[Recorded data]
☆ ☆ ☆ ☆
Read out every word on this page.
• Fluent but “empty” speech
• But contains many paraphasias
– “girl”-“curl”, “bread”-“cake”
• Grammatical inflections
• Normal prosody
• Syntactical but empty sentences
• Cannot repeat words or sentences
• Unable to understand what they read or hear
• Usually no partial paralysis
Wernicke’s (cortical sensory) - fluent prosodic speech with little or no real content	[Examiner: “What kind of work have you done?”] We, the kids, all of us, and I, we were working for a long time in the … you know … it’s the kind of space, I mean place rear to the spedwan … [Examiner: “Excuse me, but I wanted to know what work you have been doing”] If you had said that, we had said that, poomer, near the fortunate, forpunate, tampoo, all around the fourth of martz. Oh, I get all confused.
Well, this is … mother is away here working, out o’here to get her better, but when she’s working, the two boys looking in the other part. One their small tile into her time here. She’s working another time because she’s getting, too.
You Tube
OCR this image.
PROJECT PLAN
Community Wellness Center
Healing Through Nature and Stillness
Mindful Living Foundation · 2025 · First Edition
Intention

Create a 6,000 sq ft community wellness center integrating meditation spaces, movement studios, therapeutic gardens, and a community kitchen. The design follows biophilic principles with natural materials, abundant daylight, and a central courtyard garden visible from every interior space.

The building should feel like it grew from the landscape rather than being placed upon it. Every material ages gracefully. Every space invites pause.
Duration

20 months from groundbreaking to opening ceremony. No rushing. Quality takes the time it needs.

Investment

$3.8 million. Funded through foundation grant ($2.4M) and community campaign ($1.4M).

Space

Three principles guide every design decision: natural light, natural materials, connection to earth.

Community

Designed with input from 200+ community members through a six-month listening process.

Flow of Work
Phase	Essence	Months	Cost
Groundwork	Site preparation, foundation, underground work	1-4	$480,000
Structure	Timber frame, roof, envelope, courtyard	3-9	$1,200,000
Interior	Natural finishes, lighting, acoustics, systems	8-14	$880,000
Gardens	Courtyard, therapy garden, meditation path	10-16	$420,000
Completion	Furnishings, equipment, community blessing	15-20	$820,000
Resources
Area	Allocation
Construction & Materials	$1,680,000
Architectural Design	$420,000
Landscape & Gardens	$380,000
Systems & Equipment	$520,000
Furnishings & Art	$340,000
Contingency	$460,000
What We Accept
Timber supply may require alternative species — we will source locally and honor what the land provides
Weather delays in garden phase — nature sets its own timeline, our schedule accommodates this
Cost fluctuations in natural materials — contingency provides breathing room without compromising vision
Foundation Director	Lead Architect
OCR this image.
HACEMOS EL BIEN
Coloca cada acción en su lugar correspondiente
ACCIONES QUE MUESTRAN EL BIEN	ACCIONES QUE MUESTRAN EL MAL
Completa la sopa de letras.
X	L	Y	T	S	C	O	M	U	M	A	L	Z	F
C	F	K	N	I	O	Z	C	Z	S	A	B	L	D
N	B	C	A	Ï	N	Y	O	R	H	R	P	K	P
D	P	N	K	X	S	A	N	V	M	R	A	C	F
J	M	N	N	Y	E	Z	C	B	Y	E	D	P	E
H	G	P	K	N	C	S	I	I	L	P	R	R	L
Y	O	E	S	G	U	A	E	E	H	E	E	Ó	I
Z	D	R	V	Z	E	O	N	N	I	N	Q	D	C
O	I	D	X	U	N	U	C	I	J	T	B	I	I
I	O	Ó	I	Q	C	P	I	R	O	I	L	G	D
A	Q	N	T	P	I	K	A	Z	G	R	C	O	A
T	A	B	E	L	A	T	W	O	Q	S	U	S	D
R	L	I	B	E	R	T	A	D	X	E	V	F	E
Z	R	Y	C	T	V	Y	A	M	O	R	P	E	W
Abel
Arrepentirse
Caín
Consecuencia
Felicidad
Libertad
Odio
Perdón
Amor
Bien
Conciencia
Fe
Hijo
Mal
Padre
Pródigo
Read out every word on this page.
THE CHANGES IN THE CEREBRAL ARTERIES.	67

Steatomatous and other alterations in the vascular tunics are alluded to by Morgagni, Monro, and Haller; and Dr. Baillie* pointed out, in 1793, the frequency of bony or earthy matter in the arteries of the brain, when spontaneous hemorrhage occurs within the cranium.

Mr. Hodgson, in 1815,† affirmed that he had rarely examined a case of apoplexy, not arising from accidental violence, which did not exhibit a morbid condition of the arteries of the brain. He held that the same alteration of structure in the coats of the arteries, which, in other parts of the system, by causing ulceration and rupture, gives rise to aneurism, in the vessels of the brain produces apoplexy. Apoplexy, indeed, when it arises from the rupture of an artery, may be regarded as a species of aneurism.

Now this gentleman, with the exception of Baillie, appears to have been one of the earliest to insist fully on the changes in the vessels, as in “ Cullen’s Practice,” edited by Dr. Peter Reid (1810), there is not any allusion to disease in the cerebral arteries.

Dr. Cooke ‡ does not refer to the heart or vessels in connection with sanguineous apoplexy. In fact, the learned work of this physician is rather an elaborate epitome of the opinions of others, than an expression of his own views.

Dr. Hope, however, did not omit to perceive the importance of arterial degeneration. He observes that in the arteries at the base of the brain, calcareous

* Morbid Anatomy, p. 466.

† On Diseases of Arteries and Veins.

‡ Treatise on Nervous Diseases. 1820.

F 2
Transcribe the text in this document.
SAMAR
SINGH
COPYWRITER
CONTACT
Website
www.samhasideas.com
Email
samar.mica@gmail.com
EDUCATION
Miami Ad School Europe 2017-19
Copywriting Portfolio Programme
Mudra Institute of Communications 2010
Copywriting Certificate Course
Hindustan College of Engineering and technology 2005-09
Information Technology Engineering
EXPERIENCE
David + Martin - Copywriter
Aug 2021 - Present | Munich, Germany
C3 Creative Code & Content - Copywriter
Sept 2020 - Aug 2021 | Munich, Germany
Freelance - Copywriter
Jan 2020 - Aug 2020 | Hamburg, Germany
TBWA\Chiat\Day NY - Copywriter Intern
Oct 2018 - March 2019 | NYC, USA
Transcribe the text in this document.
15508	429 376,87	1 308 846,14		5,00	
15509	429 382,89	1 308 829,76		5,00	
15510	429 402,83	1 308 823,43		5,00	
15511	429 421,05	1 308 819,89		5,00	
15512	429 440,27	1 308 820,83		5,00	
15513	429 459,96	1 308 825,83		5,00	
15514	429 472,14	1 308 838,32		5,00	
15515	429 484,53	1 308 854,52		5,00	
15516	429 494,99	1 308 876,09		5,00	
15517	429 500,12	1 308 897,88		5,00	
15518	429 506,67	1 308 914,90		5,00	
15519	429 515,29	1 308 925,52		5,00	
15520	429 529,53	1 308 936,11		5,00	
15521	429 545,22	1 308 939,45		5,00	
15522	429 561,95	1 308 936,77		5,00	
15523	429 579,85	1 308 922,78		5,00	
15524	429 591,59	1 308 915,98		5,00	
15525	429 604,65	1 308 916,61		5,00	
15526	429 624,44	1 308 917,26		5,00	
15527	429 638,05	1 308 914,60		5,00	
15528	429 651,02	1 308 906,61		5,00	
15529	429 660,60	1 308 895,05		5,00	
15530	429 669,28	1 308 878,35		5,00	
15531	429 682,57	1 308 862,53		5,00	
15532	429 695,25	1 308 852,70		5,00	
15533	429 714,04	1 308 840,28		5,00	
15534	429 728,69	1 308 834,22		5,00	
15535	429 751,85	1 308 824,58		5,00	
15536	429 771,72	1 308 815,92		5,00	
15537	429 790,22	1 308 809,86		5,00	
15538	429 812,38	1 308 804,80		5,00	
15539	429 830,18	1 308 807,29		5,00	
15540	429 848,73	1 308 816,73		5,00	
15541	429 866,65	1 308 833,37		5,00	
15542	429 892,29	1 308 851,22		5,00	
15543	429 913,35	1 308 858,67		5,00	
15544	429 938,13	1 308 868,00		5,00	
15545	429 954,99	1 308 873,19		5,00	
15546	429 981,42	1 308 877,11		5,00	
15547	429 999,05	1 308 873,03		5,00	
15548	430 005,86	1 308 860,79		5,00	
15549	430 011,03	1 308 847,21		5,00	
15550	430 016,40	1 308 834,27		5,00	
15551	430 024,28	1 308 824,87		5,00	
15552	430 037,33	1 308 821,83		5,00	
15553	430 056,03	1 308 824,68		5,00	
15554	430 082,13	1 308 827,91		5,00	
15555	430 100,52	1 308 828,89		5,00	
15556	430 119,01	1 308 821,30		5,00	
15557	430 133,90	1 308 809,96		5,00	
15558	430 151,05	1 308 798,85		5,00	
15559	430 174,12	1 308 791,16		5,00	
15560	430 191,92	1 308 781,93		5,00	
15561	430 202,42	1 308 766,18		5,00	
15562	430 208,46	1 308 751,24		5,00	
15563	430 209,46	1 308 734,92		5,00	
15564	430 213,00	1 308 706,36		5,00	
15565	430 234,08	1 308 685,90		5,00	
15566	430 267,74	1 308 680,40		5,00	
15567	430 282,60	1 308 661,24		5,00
☆ ☆ ☆ ☆
> Exercise goal
Select the lines in this material that hold the word "brain", leaving none out.

> Full output
Steatomatous and other alterations in the vascular tunics are alluded to by Morgagni, Monro, and Haller; and Dr. Baillie* pointed out, in 1793, the frequency of bony or earthy matter in the arteries of the brain, when spontaneous hemorrhage occurs within the cranium.
Mr. Hodgson, in 1815,† affirmed that he had rarely examined a case of apoplexy, not arising from accidental violence, which did not exhibit a morbid condition of the arteries of the brain. He held that the same alteration of structure in the coats of the arteries, which, in other parts of the system, by causing ulceration and rupture, gives rise to aneurism, in the vessels of the brain produces apoplexy. Apoplexy, indeed, when it arises from the rupture of an artery, may be regarded as a species of aneurism.
Dr. Hope, however, did not omit to perceive the importance of arterial degeneration. He observes that in the arteries at the base of the brain, calcareous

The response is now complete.